Data in this exercise below:

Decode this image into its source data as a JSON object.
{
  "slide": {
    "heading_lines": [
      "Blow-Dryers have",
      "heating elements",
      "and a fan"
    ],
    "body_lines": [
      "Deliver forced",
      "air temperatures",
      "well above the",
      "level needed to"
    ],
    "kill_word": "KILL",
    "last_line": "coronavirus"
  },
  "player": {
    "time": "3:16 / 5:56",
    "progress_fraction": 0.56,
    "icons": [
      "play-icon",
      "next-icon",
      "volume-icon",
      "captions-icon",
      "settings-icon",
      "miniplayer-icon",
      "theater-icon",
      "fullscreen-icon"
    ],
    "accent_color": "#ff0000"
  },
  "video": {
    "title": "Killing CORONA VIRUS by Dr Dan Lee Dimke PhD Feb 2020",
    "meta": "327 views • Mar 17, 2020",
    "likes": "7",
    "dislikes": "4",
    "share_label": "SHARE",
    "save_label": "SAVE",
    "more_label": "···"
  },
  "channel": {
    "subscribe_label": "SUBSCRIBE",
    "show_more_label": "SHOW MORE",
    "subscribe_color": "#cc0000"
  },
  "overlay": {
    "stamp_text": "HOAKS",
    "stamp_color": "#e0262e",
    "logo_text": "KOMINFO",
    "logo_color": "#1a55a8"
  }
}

End of Data in this exercise.

- **Problem details**: Print every line of the records above without a single difference.

- **Task answer**:
Decode this image into its source data as a JSON object.
{
  "slide": {
    "heading_lines": [
      "Blow-Dryers have",
      "heating elements",
      "and a fan"
    ],
    "body_lines": [
      "Deliver forced",
      "air temperatures",
      "well above the",
      "level needed to"
    ],
    "kill_word": "KILL",
    "last_line": "coronavirus"
  },
  "player": {
    "time": "3:16 / 5:56",
    "progress_fraction": 0.56,
    "icons": [
      "play-icon",
      "next-icon",
      "volume-icon",
      "captions-icon",
      "settings-icon",
      "miniplayer-icon",
      "theater-icon",
      "fullscreen-icon"
    ],
    "accent_color": "#ff0000"
  },
  "video": {
    "title": "Killing CORONA VIRUS by Dr Dan Lee Dimke PhD Feb 2020",
    "meta": "327 views • Mar 17, 2020",
    "likes": "7",
    "dislikes": "4",
    "share_label": "SHARE",
    "save_label": "SAVE",
    "more_label": "···"
  },
  "channel": {
    "subscribe_label": "SUBSCRIBE",
    "show_more_label": "SHOW MORE",
    "subscribe_color": "#cc0000"
  },
  "overlay": {
    "stamp_text": "HOAKS",
    "stamp_color": "#e0262e",
    "logo_text": "KOMINFO",
    "logo_color": "#1a55a8"
  }
}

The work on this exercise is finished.